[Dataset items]
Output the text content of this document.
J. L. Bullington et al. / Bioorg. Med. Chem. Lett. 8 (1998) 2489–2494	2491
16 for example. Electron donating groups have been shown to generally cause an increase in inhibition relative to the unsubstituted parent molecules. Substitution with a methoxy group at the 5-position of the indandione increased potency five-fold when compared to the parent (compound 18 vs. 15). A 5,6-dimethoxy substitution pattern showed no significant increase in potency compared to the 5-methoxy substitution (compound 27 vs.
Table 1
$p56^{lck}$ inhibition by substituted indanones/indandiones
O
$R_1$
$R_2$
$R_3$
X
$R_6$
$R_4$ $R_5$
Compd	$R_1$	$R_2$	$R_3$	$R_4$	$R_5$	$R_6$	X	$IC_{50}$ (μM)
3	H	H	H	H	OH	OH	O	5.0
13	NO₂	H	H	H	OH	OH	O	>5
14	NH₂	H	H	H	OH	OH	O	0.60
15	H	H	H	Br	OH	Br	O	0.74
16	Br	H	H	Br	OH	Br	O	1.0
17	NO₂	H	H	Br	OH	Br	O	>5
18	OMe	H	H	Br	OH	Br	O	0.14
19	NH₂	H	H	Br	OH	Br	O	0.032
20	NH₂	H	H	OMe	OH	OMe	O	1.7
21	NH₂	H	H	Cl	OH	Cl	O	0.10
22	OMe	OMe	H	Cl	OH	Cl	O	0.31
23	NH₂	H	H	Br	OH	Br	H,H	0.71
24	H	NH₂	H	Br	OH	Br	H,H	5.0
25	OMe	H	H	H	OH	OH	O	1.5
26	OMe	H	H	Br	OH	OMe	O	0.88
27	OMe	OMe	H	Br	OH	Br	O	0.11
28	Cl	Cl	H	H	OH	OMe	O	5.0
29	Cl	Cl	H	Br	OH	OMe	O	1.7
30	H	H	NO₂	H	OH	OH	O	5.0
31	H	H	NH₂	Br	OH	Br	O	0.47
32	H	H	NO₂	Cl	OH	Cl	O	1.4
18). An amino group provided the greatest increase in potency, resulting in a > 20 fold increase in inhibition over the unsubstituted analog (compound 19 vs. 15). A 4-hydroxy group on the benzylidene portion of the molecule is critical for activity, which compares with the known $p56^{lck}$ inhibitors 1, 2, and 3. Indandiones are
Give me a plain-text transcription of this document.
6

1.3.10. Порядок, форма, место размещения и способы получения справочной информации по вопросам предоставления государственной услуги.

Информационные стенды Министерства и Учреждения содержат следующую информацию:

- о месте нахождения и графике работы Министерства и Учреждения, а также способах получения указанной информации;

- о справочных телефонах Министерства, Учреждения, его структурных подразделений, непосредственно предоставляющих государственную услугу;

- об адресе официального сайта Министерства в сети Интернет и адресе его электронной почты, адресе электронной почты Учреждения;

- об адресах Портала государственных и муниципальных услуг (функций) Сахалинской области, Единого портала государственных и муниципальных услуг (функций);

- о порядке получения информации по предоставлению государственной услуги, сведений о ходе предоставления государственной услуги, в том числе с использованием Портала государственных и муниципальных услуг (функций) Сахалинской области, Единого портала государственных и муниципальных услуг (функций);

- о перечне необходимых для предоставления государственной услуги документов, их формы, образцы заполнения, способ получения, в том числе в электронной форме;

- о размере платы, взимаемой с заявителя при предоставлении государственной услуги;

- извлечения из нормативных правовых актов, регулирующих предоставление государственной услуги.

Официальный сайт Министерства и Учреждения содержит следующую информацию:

> **Work required**: Extract each entry in full, exactly as given.

> **Written reply**:
Output the text content of this document.
J. L. Bullington et al. / Bioorg. Med. Chem. Lett. 8 (1998) 2489–2494	2491
16 for example. Electron donating groups have been shown to generally cause an increase in inhibition relative to the unsubstituted parent molecules. Substitution with a methoxy group at the 5-position of the indandione increased potency five-fold when compared to the parent (compound 18 vs. 15). A 5,6-dimethoxy substitution pattern showed no significant increase in potency compared to the 5-methoxy substitution (compound 27 vs.
Table 1
$p56^{lck}$ inhibition by substituted indanones/indandiones
O
$R_1$
$R_2$
$R_3$
X
$R_6$
$R_4$ $R_5$
Compd	$R_1$	$R_2$	$R_3$	$R_4$	$R_5$	$R_6$	X	$IC_{50}$ (μM)
3	H	H	H	H	OH	OH	O	5.0
13	NO₂	H	H	H	OH	OH	O	>5
14	NH₂	H	H	H	OH	OH	O	0.60
15	H	H	H	Br	OH	Br	O	0.74
16	Br	H	H	Br	OH	Br	O	1.0
17	NO₂	H	H	Br	OH	Br	O	>5
18	OMe	H	H	Br	OH	Br	O	0.14
19	NH₂	H	H	Br	OH	Br	O	0.032
20	NH₂	H	H	OMe	OH	OMe	O	1.7
21	NH₂	H	H	Cl	OH	Cl	O	0.10
22	OMe	OMe	H	Cl	OH	Cl	O	0.31
23	NH₂	H	H	Br	OH	Br	H,H	0.71
24	H	NH₂	H	Br	OH	Br	H,H	5.0
25	OMe	H	H	H	OH	OH	O	1.5
26	OMe	H	H	Br	OH	OMe	O	0.88
27	OMe	OMe	H	Br	OH	Br	O	0.11
28	Cl	Cl	H	H	OH	OMe	O	5.0
29	Cl	Cl	H	Br	OH	OMe	O	1.7
30	H	H	NO₂	H	OH	OH	O	5.0
31	H	H	NH₂	Br	OH	Br	O	0.47
32	H	H	NO₂	Cl	OH	Cl	O	1.4
18). An amino group provided the greatest increase in potency, resulting in a > 20 fold increase in inhibition over the unsubstituted analog (compound 19 vs. 15). A 4-hydroxy group on the benzylidene portion of the molecule is critical for activity, which compares with the known $p56^{lck}$ inhibitors 1, 2, and 3. Indandiones are
Give me a plain-text transcription of this document.
6

1.3.10. Порядок, форма, место размещения и способы получения справочной информации по вопросам предоставления государственной услуги.

Информационные стенды Министерства и Учреждения содержат следующую информацию:

- о месте нахождения и графике работы Министерства и Учреждения, а также способах получения указанной информации;

- о справочных телефонах Министерства, Учреждения, его структурных подразделений, непосредственно предоставляющих государственную услугу;

- об адресе официального сайта Министерства в сети Интернет и адресе его электронной почты, адресе электронной почты Учреждения;

- об адресах Портала государственных и муниципальных услуг (функций) Сахалинской области, Единого портала государственных и муниципальных услуг (функций);

- о порядке получения информации по предоставлению государственной услуги, сведений о ходе предоставления государственной услуги, в том числе с использованием Портала государственных и муниципальных услуг (функций) Сахалинской области, Единого портала государственных и муниципальных услуг (функций);

- о перечне необходимых для предоставления государственной услуги документов, их формы, образцы заполнения, способ получения, в том числе в электронной форме;

- о размере платы, взимаемой с заявителя при предоставлении государственной услуги;

- извлечения из нормативных правовых актов, регулирующих предоставление государственной услуги.

Официальный сайт Министерства и Учреждения содержит следующую информацию:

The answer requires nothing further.